THE TASK | Your task is to reproduce the material exactly.

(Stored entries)
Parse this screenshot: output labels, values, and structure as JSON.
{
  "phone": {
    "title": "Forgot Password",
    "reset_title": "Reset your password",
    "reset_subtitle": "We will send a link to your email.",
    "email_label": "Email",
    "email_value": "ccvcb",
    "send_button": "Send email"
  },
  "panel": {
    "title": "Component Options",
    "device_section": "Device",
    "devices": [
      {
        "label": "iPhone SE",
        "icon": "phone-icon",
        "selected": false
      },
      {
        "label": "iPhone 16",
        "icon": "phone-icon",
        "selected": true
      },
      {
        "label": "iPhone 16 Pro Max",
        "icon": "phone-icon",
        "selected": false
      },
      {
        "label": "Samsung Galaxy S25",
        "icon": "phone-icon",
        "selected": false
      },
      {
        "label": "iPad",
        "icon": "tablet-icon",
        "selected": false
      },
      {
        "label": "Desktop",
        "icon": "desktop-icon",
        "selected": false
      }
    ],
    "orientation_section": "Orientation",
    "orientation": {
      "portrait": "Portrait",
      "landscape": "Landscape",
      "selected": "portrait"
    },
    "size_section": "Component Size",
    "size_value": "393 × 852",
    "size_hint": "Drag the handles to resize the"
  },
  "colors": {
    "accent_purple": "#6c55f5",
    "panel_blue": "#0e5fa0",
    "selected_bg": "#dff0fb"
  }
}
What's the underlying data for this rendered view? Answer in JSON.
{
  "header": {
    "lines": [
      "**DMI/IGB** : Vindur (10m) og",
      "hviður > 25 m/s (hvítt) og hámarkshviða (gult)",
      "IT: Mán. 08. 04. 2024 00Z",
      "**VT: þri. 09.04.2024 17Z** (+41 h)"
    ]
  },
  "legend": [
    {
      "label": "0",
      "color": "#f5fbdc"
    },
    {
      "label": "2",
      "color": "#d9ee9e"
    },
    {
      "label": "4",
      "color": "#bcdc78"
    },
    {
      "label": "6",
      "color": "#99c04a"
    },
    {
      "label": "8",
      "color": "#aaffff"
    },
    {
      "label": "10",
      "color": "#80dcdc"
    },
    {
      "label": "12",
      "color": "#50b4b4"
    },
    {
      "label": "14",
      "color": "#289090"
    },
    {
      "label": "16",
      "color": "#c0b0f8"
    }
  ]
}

THE ANSWER |
Parse this screenshot: output labels, values, and structure as JSON.
{
  "phone": {
    "title": "Forgot Password",
    "reset_title": "Reset your password",
    "reset_subtitle": "We will send a link to your email.",
    "email_label": "Email",
    "email_value": "ccvcb",
    "send_button": "Send email"
  },
  "panel": {
    "title": "Component Options",
    "device_section": "Device",
    "devices": [
      {
        "label": "iPhone SE",
        "icon": "phone-icon",
        "selected": false
      },
      {
        "label": "iPhone 16",
        "icon": "phone-icon",
        "selected": true
      },
      {
        "label": "iPhone 16 Pro Max",
        "icon": "phone-icon",
        "selected": false
      },
      {
        "label": "Samsung Galaxy S25",
        "icon": "phone-icon",
        "selected": false
      },
      {
        "label": "iPad",
        "icon": "tablet-icon",
        "selected": false
      },
      {
        "label": "Desktop",
        "icon": "desktop-icon",
        "selected": false
      }
    ],
    "orientation_section": "Orientation",
    "orientation": {
      "portrait": "Portrait",
      "landscape": "Landscape",
      "selected": "portrait"
    },
    "size_section": "Component Size",
    "size_value": "393 × 852",
    "size_hint": "Drag the handles to resize the"
  },
  "colors": {
    "accent_purple": "#6c55f5",
    "panel_blue": "#0e5fa0",
    "selected_bg": "#dff0fb"
  }
}
What's the underlying data for this rendered view? Answer in JSON.
{
  "header": {
    "lines": [
      "**DMI/IGB** : Vindur (10m) og",
      "hviður > 25 m/s (hvítt) og hámarkshviða (gult)",
      "IT: Mán. 08. 04. 2024 00Z",
      "**VT: þri. 09.04.2024 17Z** (+41 h)"
    ]
  },
  "legend": [
    {
      "label": "0",
      "color": "#f5fbdc"
    },
    {
      "label": "2",
      "color": "#d9ee9e"
    },
    {
      "label": "4",
      "color": "#bcdc78"
    },
    {
      "label": "6",
      "color": "#99c04a"
    },
    {
      "label": "8",
      "color": "#aaffff"
    },
    {
      "label": "10",
      "color": "#80dcdc"
    },
    {
      "label": "12",
      "color": "#50b4b4"
    },
    {
      "label": "14",
      "color": "#289090"
    },
    {
      "label": "16",
      "color": "#c0b0f8"
    }
  ]
}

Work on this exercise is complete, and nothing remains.